▶ [What the task asks]
Pick out each line of the records in which the word "Aayush" appears.

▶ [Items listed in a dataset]
::::::::

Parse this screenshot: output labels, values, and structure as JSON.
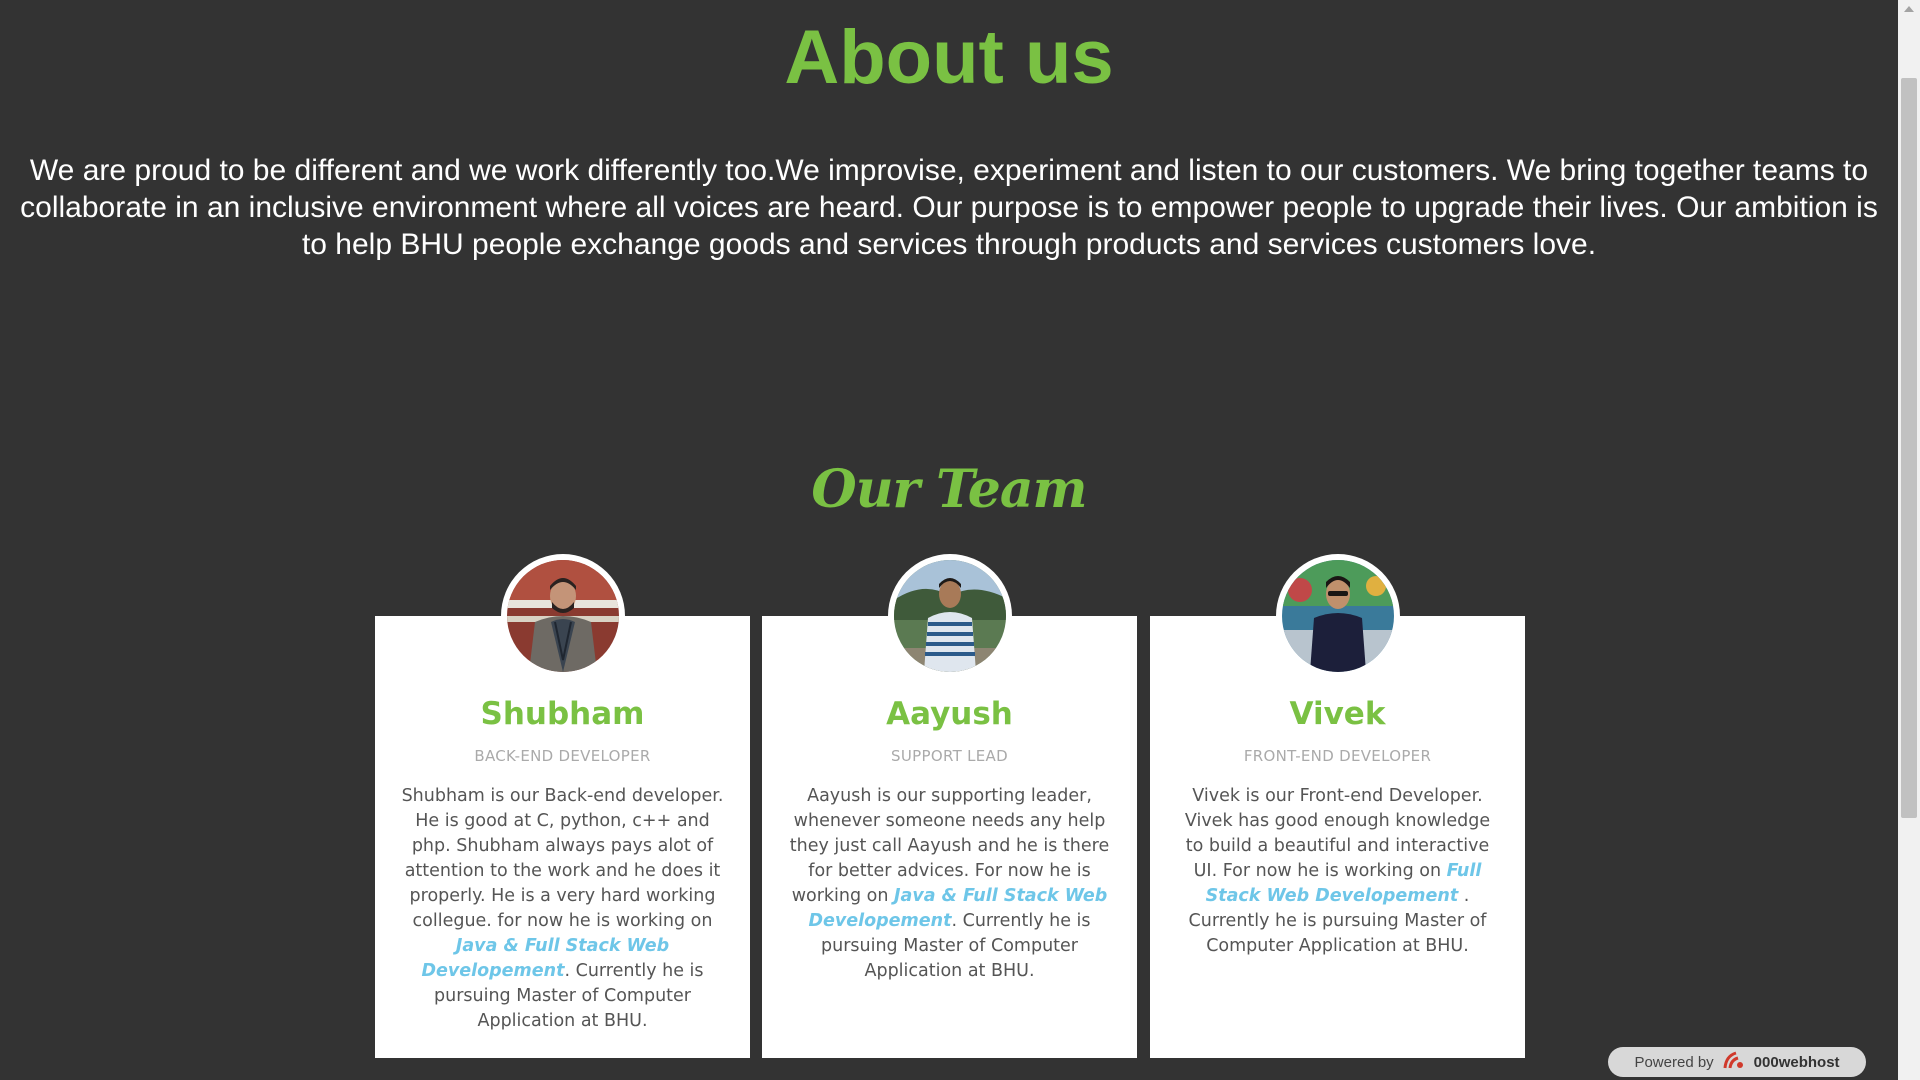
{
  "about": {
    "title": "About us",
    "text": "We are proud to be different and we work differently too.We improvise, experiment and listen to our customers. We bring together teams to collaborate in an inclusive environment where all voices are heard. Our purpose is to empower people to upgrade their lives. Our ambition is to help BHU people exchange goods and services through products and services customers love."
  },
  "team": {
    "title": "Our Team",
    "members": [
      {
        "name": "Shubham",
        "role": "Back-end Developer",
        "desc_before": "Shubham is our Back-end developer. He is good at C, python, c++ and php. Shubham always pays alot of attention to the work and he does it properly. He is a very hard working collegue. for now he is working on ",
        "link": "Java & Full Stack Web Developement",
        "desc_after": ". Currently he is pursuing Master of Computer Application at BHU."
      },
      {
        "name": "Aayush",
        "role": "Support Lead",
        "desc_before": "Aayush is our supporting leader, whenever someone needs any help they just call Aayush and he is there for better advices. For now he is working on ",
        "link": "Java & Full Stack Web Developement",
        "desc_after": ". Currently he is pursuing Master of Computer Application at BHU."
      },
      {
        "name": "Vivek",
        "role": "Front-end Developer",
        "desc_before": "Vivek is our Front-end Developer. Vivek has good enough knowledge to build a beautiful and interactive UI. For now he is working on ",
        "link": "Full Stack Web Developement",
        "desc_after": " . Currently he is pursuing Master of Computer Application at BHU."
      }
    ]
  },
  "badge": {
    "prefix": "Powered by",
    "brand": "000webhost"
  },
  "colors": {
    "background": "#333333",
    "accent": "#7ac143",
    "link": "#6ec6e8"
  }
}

::::::::

▶ [Correct answer]
        "name": "Aayush",
        "desc_before": "Aayush is our supporting leader, whenever someone needs any help they just call Aayush and he is there for better advices. For now he is working on ",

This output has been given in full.